** Start **

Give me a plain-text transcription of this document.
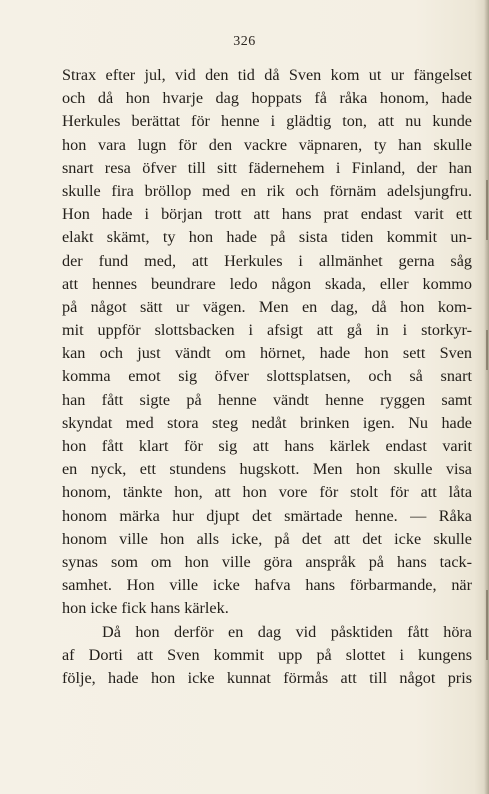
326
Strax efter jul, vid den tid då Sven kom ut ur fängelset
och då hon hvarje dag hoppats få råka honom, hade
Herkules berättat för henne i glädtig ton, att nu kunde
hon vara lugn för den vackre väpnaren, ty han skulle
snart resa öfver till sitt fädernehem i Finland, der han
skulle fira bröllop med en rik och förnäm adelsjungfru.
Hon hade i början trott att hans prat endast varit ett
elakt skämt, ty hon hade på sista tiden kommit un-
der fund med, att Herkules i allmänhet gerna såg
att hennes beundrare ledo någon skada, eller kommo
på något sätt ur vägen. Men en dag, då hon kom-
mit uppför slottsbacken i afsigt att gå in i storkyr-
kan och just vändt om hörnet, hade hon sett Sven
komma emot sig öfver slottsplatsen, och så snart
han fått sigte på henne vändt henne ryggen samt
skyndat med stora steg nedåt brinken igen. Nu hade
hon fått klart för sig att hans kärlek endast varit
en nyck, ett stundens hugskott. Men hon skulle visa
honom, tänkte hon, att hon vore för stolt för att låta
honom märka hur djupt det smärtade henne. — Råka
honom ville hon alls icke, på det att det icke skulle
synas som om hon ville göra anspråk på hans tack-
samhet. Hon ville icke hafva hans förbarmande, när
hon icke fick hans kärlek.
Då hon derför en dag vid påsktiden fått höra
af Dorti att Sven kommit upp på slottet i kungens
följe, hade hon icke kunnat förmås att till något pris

** End **
** Start **

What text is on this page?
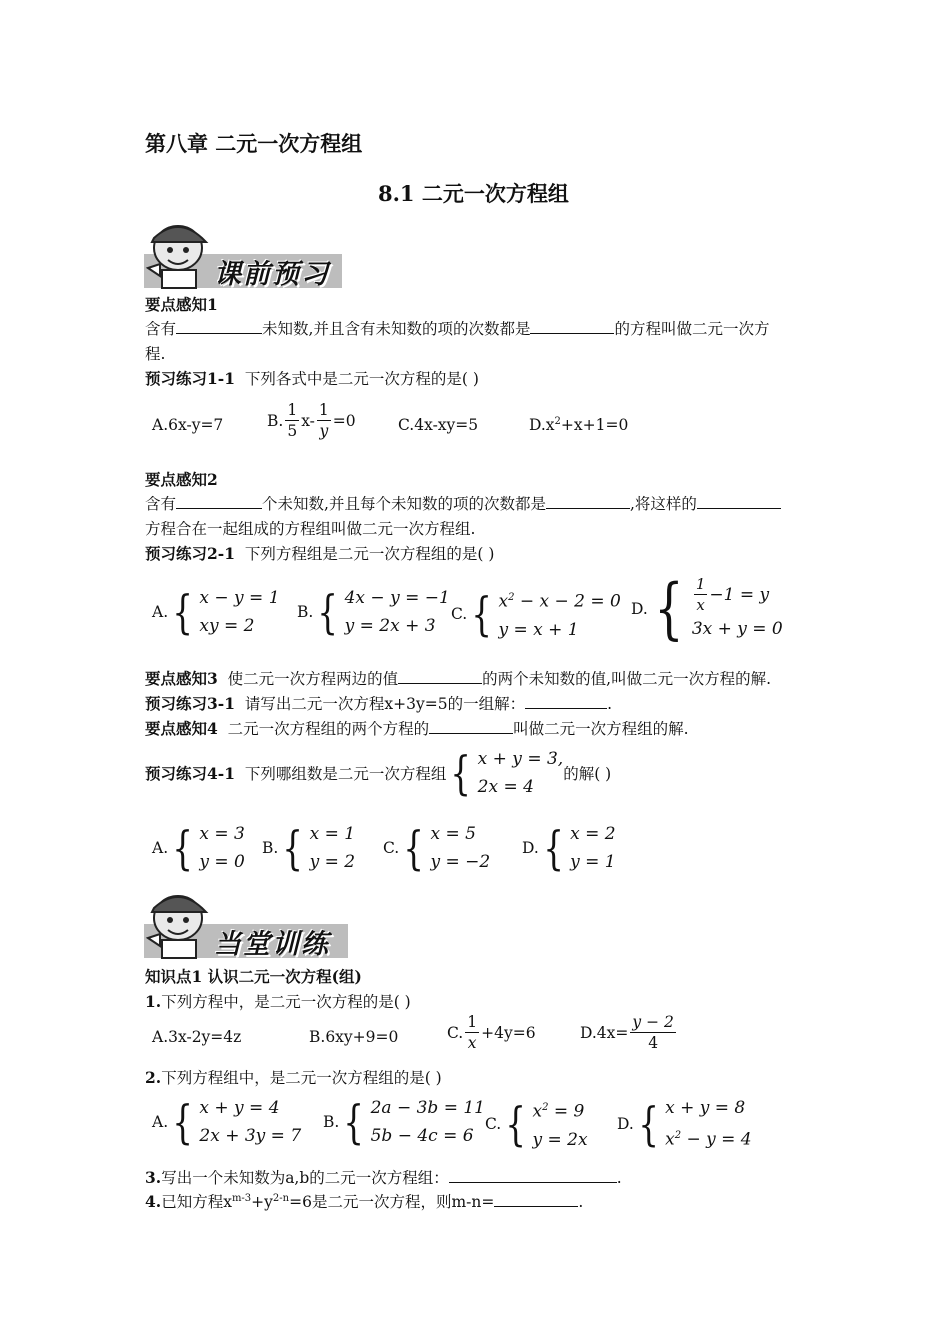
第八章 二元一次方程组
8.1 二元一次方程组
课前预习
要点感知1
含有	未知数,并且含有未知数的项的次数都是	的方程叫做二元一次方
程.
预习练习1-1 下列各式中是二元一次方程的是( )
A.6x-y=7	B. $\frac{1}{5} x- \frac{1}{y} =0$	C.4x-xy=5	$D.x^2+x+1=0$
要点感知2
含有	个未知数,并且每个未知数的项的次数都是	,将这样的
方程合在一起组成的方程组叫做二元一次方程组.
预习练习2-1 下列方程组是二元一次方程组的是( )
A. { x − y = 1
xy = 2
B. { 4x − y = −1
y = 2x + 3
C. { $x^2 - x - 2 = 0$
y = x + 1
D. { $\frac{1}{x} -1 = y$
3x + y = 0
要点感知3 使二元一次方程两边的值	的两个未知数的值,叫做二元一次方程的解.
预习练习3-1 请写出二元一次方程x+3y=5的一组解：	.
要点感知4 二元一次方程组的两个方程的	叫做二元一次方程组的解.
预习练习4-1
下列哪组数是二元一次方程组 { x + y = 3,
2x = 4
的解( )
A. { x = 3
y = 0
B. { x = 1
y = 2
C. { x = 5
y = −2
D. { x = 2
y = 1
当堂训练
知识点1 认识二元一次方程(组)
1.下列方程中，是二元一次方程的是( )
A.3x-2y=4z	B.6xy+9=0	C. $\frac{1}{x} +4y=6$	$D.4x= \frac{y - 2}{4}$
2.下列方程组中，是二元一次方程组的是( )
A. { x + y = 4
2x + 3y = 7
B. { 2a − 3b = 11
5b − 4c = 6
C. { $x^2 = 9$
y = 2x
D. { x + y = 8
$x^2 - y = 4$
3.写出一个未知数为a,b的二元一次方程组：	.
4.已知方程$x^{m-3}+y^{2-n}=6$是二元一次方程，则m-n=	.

** End **

## PROBLEM STATEMENT
Establish how many lines of the records contain the string "kärlek" and state that number without elaboration.

## TASK OUTPUT
2